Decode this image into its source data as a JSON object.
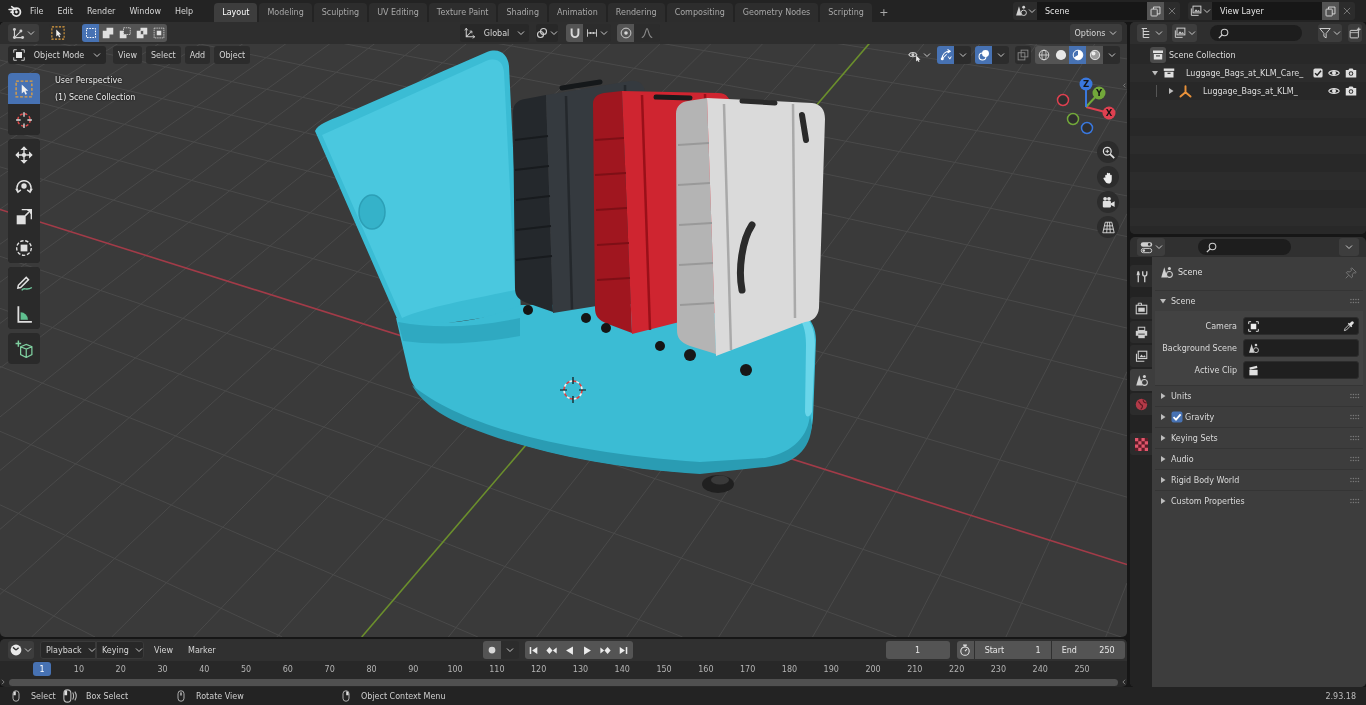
{
  "top_bar": {
    "menus": [
      "File",
      "Edit",
      "Render",
      "Window",
      "Help"
    ],
    "workspaces": [
      {
        "label": "Layout",
        "selected": true
      },
      {
        "label": "Modeling",
        "selected": false
      },
      {
        "label": "Sculpting",
        "selected": false
      },
      {
        "label": "UV Editing",
        "selected": false
      },
      {
        "label": "Texture Paint",
        "selected": false
      },
      {
        "label": "Shading",
        "selected": false
      },
      {
        "label": "Animation",
        "selected": false
      },
      {
        "label": "Rendering",
        "selected": false
      },
      {
        "label": "Compositing",
        "selected": false
      },
      {
        "label": "Geometry Nodes",
        "selected": false
      },
      {
        "label": "Scripting",
        "selected": false
      }
    ],
    "add_workspace": "+",
    "scene": "Scene",
    "view_layer": "View Layer"
  },
  "viewport": {
    "select_modes": [
      {
        "kind": "set",
        "selected": true
      },
      {
        "kind": "extend",
        "selected": false
      },
      {
        "kind": "subtract",
        "selected": false
      },
      {
        "kind": "difference",
        "selected": false
      },
      {
        "kind": "intersect",
        "selected": false
      }
    ],
    "orientation": "Global",
    "options": "Options",
    "mode": "Object Mode",
    "menus": [
      "View",
      "Select",
      "Add",
      "Object"
    ],
    "toggles": [
      {
        "kind": "gizmos",
        "on": true
      },
      {
        "kind": "overlays",
        "on": true
      },
      {
        "kind": "xray",
        "on": false
      }
    ],
    "shading": [
      {
        "kind": "wireframe",
        "selected": false
      },
      {
        "kind": "solid",
        "selected": false
      },
      {
        "kind": "material",
        "selected": true
      },
      {
        "kind": "rendered",
        "selected": false
      }
    ],
    "tool_groups": [
      [
        {
          "kind": "select-box",
          "selected": true
        },
        {
          "kind": "cursor",
          "selected": false
        }
      ],
      [
        {
          "kind": "move",
          "selected": false
        },
        {
          "kind": "rotate",
          "selected": false
        },
        {
          "kind": "scale",
          "selected": false
        },
        {
          "kind": "transform",
          "selected": false
        }
      ],
      [
        {
          "kind": "annotate",
          "selected": false
        },
        {
          "kind": "measure",
          "selected": false
        }
      ],
      [
        {
          "kind": "add-cube",
          "selected": false
        }
      ]
    ],
    "info": [
      "User Perspective",
      "(1) Scene Collection"
    ],
    "gizmo_axes": [
      {
        "label": "X",
        "color": "#de4050"
      },
      {
        "label": "Y",
        "color": "#72a83a"
      },
      {
        "label": "Z",
        "color": "#3a78de"
      }
    ]
  },
  "timeline": {
    "menus": [
      {
        "label": "Playback",
        "kind": "dropdown"
      },
      {
        "label": "Keying",
        "kind": "dropdown"
      },
      {
        "label": "View",
        "kind": "menu"
      },
      {
        "label": "Marker",
        "kind": "menu"
      }
    ],
    "current_frame": "1",
    "start": {
      "label": "Start",
      "value": "1"
    },
    "end": {
      "label": "End",
      "value": "250"
    },
    "playhead": "1",
    "ticks": [
      "10",
      "20",
      "30",
      "40",
      "50",
      "60",
      "70",
      "80",
      "90",
      "100",
      "110",
      "120",
      "130",
      "140",
      "150",
      "160",
      "170",
      "180",
      "190",
      "200",
      "210",
      "220",
      "230",
      "240",
      "250"
    ]
  },
  "outliner": {
    "items": [
      {
        "label": "Scene Collection",
        "kind": "scene-collection",
        "children": [
          {
            "label": "Luggage_Bags_at_KLM_Care_",
            "kind": "collection",
            "expanded": true,
            "checked": true,
            "children": [
              {
                "label": "Luggage_Bags_at_KLM_",
                "kind": "object",
                "expanded": false
              }
            ]
          }
        ]
      }
    ]
  },
  "properties": {
    "tab_groups": [
      [
        {
          "kind": "tool",
          "selected": false
        }
      ],
      [
        {
          "kind": "render",
          "selected": false
        },
        {
          "kind": "output",
          "selected": false
        },
        {
          "kind": "view-layer",
          "selected": false
        },
        {
          "kind": "scene",
          "selected": true
        },
        {
          "kind": "world",
          "selected": false
        }
      ],
      [
        {
          "kind": "texture",
          "selected": false
        }
      ]
    ],
    "context": "Scene",
    "panels": [
      {
        "title": "Scene",
        "expanded": true,
        "fields": [
          {
            "label": "Camera",
            "kind": "camera"
          },
          {
            "label": "Background Scene",
            "kind": "scene"
          },
          {
            "label": "Active Clip",
            "kind": "clip"
          }
        ]
      },
      {
        "title": "Units",
        "expanded": false
      },
      {
        "title": "Gravity",
        "expanded": false,
        "checked": true
      },
      {
        "title": "Keying Sets",
        "expanded": false
      },
      {
        "title": "Audio",
        "expanded": false
      },
      {
        "title": "Rigid Body World",
        "expanded": false
      },
      {
        "title": "Custom Properties",
        "expanded": false
      }
    ]
  },
  "status_bar": {
    "hints": [
      {
        "kind": "left",
        "label": "Select"
      },
      {
        "kind": "left-drag",
        "label": "Box Select"
      },
      {
        "kind": "middle",
        "label": "Rotate View"
      },
      {
        "kind": "right",
        "label": "Object Context Menu"
      }
    ],
    "version": "2.93.18"
  }
}
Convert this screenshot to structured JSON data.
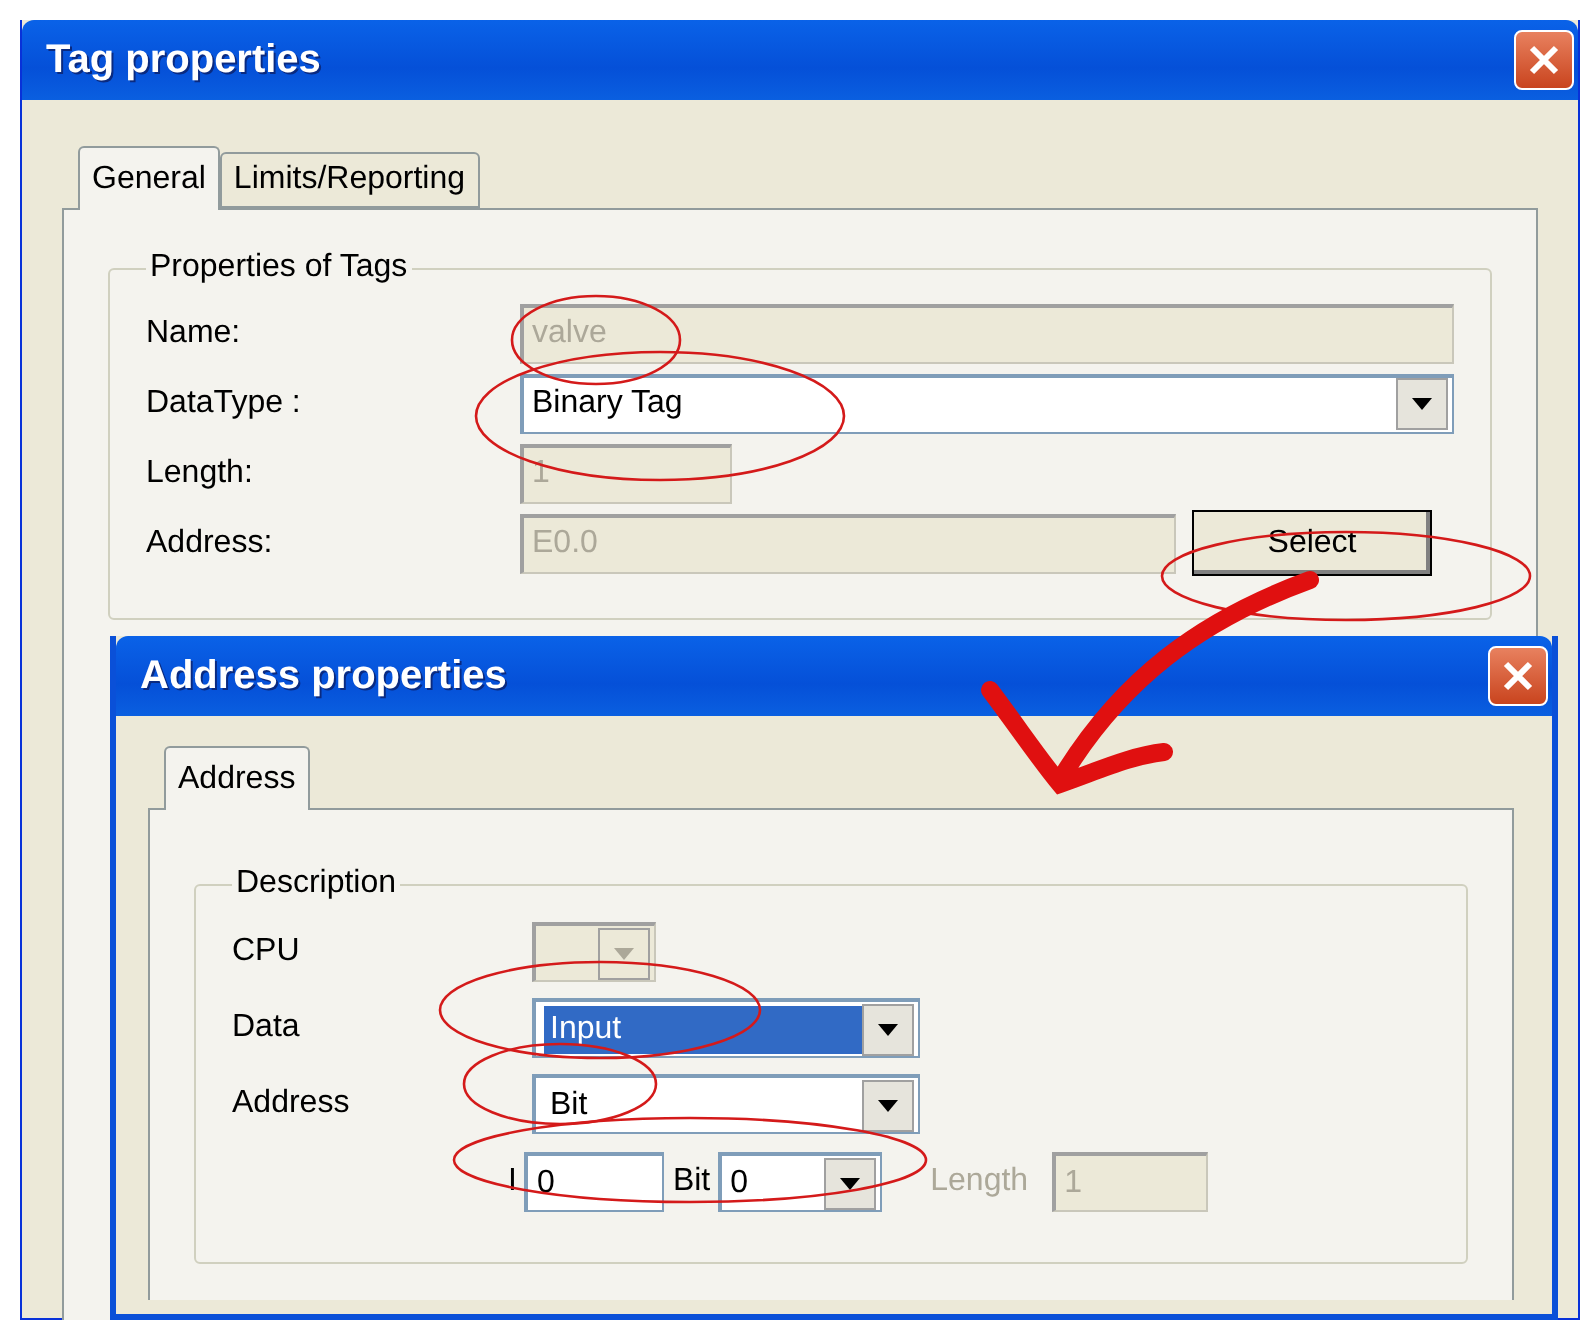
{
  "window": {
    "title": "Tag properties",
    "tabs": [
      {
        "label": "General",
        "selected": true
      },
      {
        "label": "Limits/Reporting",
        "selected": false
      }
    ],
    "group": {
      "title": "Properties of Tags",
      "fields": [
        {
          "label": "Name:",
          "value": "valve",
          "kind": "text",
          "disabled": true
        },
        {
          "label": "DataType :",
          "value": "Binary Tag",
          "kind": "combo",
          "disabled": false
        },
        {
          "label": "Length:",
          "value": "1",
          "kind": "short",
          "disabled": true
        },
        {
          "label": "Address:",
          "value": "E0.0",
          "kind": "address",
          "disabled": true,
          "button": "Select"
        }
      ]
    }
  },
  "dialog": {
    "title": "Address properties",
    "tabs": [
      {
        "label": "Address",
        "selected": true
      }
    ],
    "group": {
      "title": "Description",
      "cpu": {
        "label": "CPU",
        "disabled": true
      },
      "data": {
        "label": "Data",
        "value": "Input",
        "selected": true
      },
      "address": {
        "label": "Address",
        "value": "Bit",
        "selected": false
      },
      "bit_row": {
        "prefix": "I",
        "byte": "0",
        "bit_label": "Bit",
        "bit": "0",
        "length_label": "Length",
        "length": "1",
        "length_disabled": true
      }
    }
  }
}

————

Where a line of the records above holds the word "color", copy that line.

        "color": "#de4050"
        "color": "#72a83a"
        "color": "#3a78de"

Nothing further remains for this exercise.